--- Aim of the exercise ---
Reading down the listing below, count the lines where the word "properly" shows up, then give only that count.

[START OF Task material]

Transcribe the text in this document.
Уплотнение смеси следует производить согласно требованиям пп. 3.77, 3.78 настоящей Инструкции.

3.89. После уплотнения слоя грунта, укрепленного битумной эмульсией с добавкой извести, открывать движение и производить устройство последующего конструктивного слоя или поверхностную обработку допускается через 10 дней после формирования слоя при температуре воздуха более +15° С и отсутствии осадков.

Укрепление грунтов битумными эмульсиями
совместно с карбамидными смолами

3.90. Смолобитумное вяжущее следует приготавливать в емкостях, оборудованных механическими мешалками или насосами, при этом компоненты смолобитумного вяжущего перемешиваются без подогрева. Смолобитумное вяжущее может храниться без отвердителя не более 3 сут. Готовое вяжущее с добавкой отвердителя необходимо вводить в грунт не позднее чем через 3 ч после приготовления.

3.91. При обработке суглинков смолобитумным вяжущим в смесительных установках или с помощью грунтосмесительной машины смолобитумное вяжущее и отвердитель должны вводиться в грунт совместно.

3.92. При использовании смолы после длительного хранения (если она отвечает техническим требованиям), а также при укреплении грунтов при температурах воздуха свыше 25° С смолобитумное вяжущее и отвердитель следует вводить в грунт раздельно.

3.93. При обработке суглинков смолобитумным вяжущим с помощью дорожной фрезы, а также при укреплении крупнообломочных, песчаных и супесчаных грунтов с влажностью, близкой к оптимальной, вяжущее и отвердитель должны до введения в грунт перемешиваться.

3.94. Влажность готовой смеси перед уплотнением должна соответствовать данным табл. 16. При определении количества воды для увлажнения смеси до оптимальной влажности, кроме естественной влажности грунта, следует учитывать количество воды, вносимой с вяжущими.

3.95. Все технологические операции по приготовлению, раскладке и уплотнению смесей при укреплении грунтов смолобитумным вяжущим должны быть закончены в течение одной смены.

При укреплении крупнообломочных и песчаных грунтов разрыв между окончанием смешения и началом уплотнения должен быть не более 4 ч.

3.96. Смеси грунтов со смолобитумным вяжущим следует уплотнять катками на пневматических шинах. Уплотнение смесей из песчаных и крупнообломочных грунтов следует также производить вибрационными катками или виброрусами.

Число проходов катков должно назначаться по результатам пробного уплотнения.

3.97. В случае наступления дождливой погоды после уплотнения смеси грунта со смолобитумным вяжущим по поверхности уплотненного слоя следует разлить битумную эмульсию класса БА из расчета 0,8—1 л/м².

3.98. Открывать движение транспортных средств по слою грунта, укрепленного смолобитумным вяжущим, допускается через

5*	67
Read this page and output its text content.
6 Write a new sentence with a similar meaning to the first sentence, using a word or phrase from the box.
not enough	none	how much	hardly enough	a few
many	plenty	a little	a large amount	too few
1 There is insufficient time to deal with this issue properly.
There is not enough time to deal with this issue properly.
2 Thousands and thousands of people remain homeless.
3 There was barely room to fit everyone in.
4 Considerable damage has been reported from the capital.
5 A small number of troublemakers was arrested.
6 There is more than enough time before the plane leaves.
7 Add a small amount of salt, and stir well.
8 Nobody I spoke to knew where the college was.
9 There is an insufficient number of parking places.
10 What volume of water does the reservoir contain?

[END OF Task material]

--- The response ---
2